_Direction_
From the material below, list every line containing "ROAD".

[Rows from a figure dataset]
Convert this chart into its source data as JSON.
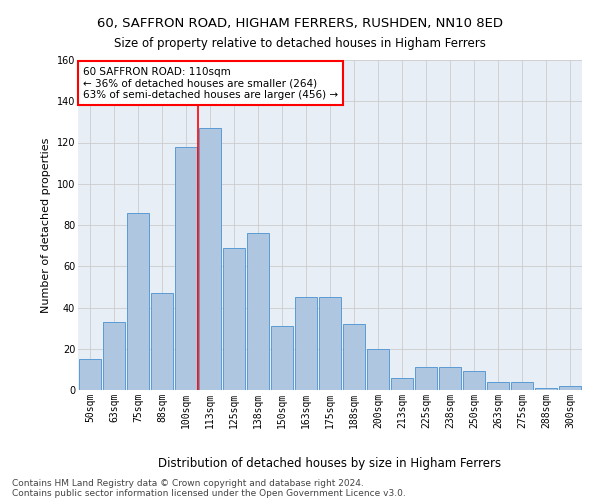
{
  "title1": "60, SAFFRON ROAD, HIGHAM FERRERS, RUSHDEN, NN10 8ED",
  "title2": "Size of property relative to detached houses in Higham Ferrers",
  "xlabel": "Distribution of detached houses by size in Higham Ferrers",
  "ylabel": "Number of detached properties",
  "categories": [
    "50sqm",
    "63sqm",
    "75sqm",
    "88sqm",
    "100sqm",
    "113sqm",
    "125sqm",
    "138sqm",
    "150sqm",
    "163sqm",
    "175sqm",
    "188sqm",
    "200sqm",
    "213sqm",
    "225sqm",
    "238sqm",
    "250sqm",
    "263sqm",
    "275sqm",
    "288sqm",
    "300sqm"
  ],
  "values": [
    15,
    33,
    86,
    47,
    118,
    127,
    69,
    76,
    31,
    45,
    45,
    32,
    20,
    6,
    11,
    11,
    9,
    4,
    4,
    1,
    2
  ],
  "bar_color": "#aec6e0",
  "bar_edge_color": "#5b9bd5",
  "property_line_x": 4.5,
  "annotation_text": "60 SAFFRON ROAD: 110sqm\n← 36% of detached houses are smaller (264)\n63% of semi-detached houses are larger (456) →",
  "annotation_box_color": "white",
  "annotation_box_edge": "red",
  "vline_color": "red",
  "ylim": [
    0,
    160
  ],
  "yticks": [
    0,
    20,
    40,
    60,
    80,
    100,
    120,
    140,
    160
  ],
  "grid_color": "#cccccc",
  "bg_color": "#e8eef5",
  "footer1": "Contains HM Land Registry data © Crown copyright and database right 2024.",
  "footer2": "Contains public sector information licensed under the Open Government Licence v3.0.",
  "title1_fontsize": 9.5,
  "title2_fontsize": 8.5,
  "xlabel_fontsize": 8.5,
  "ylabel_fontsize": 8,
  "tick_fontsize": 7,
  "annotation_fontsize": 7.5,
  "footer_fontsize": 6.5
}
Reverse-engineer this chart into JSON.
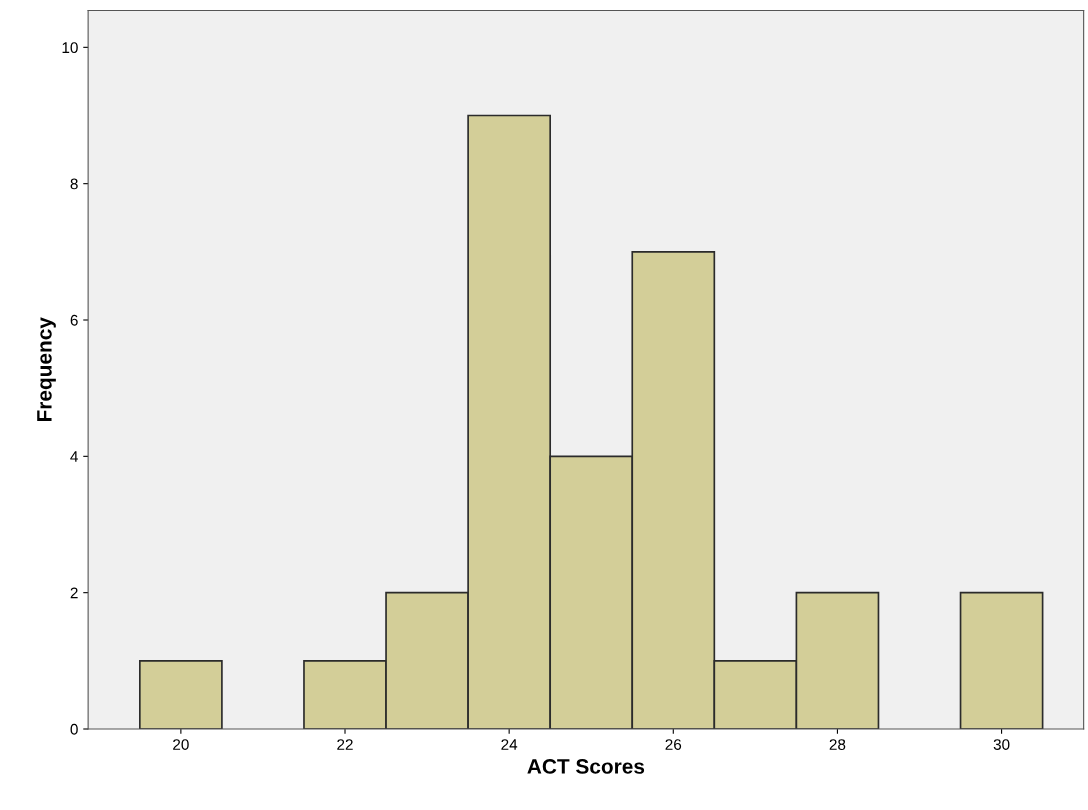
{
  "chart_data": {
    "type": "histogram",
    "xlabel": "ACT Scores",
    "ylabel": "Frequency",
    "bins": [
      19.5,
      20.5,
      21.5,
      22.5,
      23.5,
      24.5,
      25.5,
      26.5,
      27.5,
      28.5,
      29.5,
      30.5
    ],
    "values": [
      1,
      0,
      1,
      2,
      9,
      4,
      7,
      1,
      2,
      0,
      2
    ],
    "color": "#d3ce98",
    "xlim": [
      18.87,
      31.0
    ],
    "xticks": [
      20,
      22,
      24,
      26,
      28,
      30
    ],
    "ylim": [
      0,
      10.54
    ],
    "yticks": [
      0,
      2,
      4,
      6,
      8,
      10
    ],
    "grid": false
  }
}
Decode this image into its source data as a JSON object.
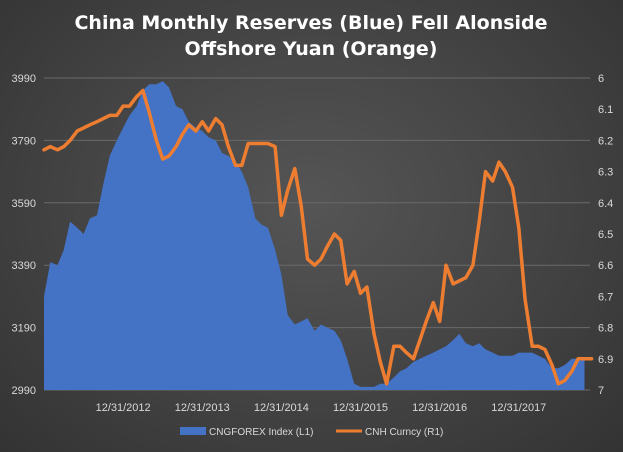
{
  "chart_data": {
    "type": "area+line",
    "title_lines": [
      "China Monthly Reserves (Blue) Fell Alonside",
      "Offshore Yuan (Orange)"
    ],
    "x_labels": [
      "12/31/2012",
      "12/31/2013",
      "12/31/2014",
      "12/31/2015",
      "12/31/2016",
      "12/31/2017"
    ],
    "y_left": {
      "ticks": [
        "3990",
        "3790",
        "3590",
        "3390",
        "3190",
        "2990"
      ],
      "min": 2990,
      "max": 3990
    },
    "y_right": {
      "ticks": [
        "6",
        "6.1",
        "6.2",
        "6.3",
        "6.4",
        "6.5",
        "6.6",
        "6.7",
        "6.8",
        "6.9",
        "7"
      ],
      "min": 6.0,
      "max": 7.0,
      "inverted": true
    },
    "x_range_years": [
      2012.0,
      2018.9
    ],
    "grid": "horizontal",
    "legend_position": "bottom",
    "series": [
      {
        "name": "CNGFOREX Index  (L1)",
        "axis": "left",
        "kind": "area",
        "color": "#4472C4",
        "x": [
          2012.0,
          2012.08,
          2012.17,
          2012.25,
          2012.33,
          2012.42,
          2012.5,
          2012.58,
          2012.67,
          2012.75,
          2012.83,
          2012.92,
          2013.0,
          2013.08,
          2013.17,
          2013.25,
          2013.33,
          2013.42,
          2013.5,
          2013.58,
          2013.67,
          2013.75,
          2013.83,
          2013.92,
          2014.0,
          2014.08,
          2014.17,
          2014.25,
          2014.33,
          2014.42,
          2014.5,
          2014.58,
          2014.67,
          2014.75,
          2014.83,
          2014.92,
          2015.0,
          2015.08,
          2015.17,
          2015.25,
          2015.33,
          2015.42,
          2015.5,
          2015.58,
          2015.67,
          2015.75,
          2015.83,
          2015.92,
          2016.0,
          2016.08,
          2016.17,
          2016.25,
          2016.33,
          2016.42,
          2016.5,
          2016.58,
          2016.67,
          2016.75,
          2016.83,
          2016.92,
          2017.0,
          2017.08,
          2017.17,
          2017.25,
          2017.33,
          2017.42,
          2017.5,
          2017.58,
          2017.67,
          2017.75,
          2017.83,
          2017.92,
          2018.0,
          2018.08,
          2018.17,
          2018.25,
          2018.33,
          2018.42,
          2018.5,
          2018.58,
          2018.67,
          2018.75,
          2018.83
        ],
        "values": [
          3290,
          3400,
          3390,
          3440,
          3530,
          3510,
          3490,
          3540,
          3550,
          3650,
          3740,
          3790,
          3830,
          3870,
          3900,
          3950,
          3970,
          3970,
          3980,
          3960,
          3900,
          3890,
          3850,
          3830,
          3820,
          3800,
          3790,
          3750,
          3740,
          3720,
          3690,
          3640,
          3540,
          3520,
          3510,
          3440,
          3360,
          3230,
          3200,
          3210,
          3220,
          3180,
          3200,
          3190,
          3180,
          3150,
          3090,
          3010,
          3000,
          3000,
          3000,
          3010,
          3010,
          3030,
          3050,
          3060,
          3080,
          3090,
          3100,
          3110,
          3120,
          3130,
          3150,
          3170,
          3140,
          3130,
          3140,
          3120,
          3110,
          3100,
          3100,
          3100,
          3110,
          3110,
          3110,
          3100,
          3090,
          3060,
          3060,
          3070,
          3090,
          3090,
          3090
        ]
      },
      {
        "name": "CNH Curncy  (R1)",
        "axis": "right",
        "kind": "line",
        "color": "#ED7D31",
        "x": [
          2012.0,
          2012.08,
          2012.17,
          2012.25,
          2012.33,
          2012.42,
          2012.5,
          2012.58,
          2012.67,
          2012.75,
          2012.83,
          2012.92,
          2013.0,
          2013.08,
          2013.17,
          2013.25,
          2013.33,
          2013.42,
          2013.5,
          2013.58,
          2013.67,
          2013.75,
          2013.83,
          2013.92,
          2014.0,
          2014.08,
          2014.17,
          2014.25,
          2014.33,
          2014.42,
          2014.5,
          2014.58,
          2014.67,
          2014.75,
          2014.83,
          2014.92,
          2015.0,
          2015.08,
          2015.17,
          2015.25,
          2015.33,
          2015.42,
          2015.5,
          2015.58,
          2015.67,
          2015.75,
          2015.83,
          2015.92,
          2016.0,
          2016.08,
          2016.17,
          2016.25,
          2016.33,
          2016.42,
          2016.5,
          2016.58,
          2016.67,
          2016.75,
          2016.83,
          2016.92,
          2017.0,
          2017.08,
          2017.17,
          2017.25,
          2017.33,
          2017.42,
          2017.5,
          2017.58,
          2017.67,
          2017.75,
          2017.83,
          2017.92,
          2018.0,
          2018.08,
          2018.17,
          2018.25,
          2018.33,
          2018.42,
          2018.5,
          2018.58,
          2018.67,
          2018.75,
          2018.83,
          2018.92
        ],
        "values": [
          6.23,
          6.22,
          6.23,
          6.22,
          6.2,
          6.17,
          6.16,
          6.15,
          6.14,
          6.13,
          6.12,
          6.12,
          6.09,
          6.09,
          6.06,
          6.04,
          6.11,
          6.2,
          6.26,
          6.25,
          6.22,
          6.18,
          6.15,
          6.17,
          6.14,
          6.17,
          6.13,
          6.15,
          6.22,
          6.28,
          6.28,
          6.21,
          6.21,
          6.21,
          6.21,
          6.22,
          6.44,
          6.36,
          6.29,
          6.41,
          6.58,
          6.6,
          6.58,
          6.54,
          6.5,
          6.52,
          6.66,
          6.62,
          6.69,
          6.67,
          6.82,
          6.91,
          6.98,
          6.86,
          6.86,
          6.88,
          6.9,
          6.84,
          6.78,
          6.72,
          6.78,
          6.6,
          6.66,
          6.65,
          6.64,
          6.6,
          6.46,
          6.3,
          6.33,
          6.27,
          6.3,
          6.35,
          6.48,
          6.71,
          6.86,
          6.86,
          6.87,
          6.92,
          6.98,
          6.97,
          6.94,
          6.9,
          6.9,
          6.9
        ]
      }
    ]
  }
}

_Written solution_
  "title1": "60, SAFFRON ROAD, HIGHAM FERRERS, RUSHDEN, NN10 8ED",
  "annotation_text": "60 SAFFRON ROAD: 110sqm\n← 36% of detached houses are smaller (264)\n63% of semi-detached houses are larger (456) →",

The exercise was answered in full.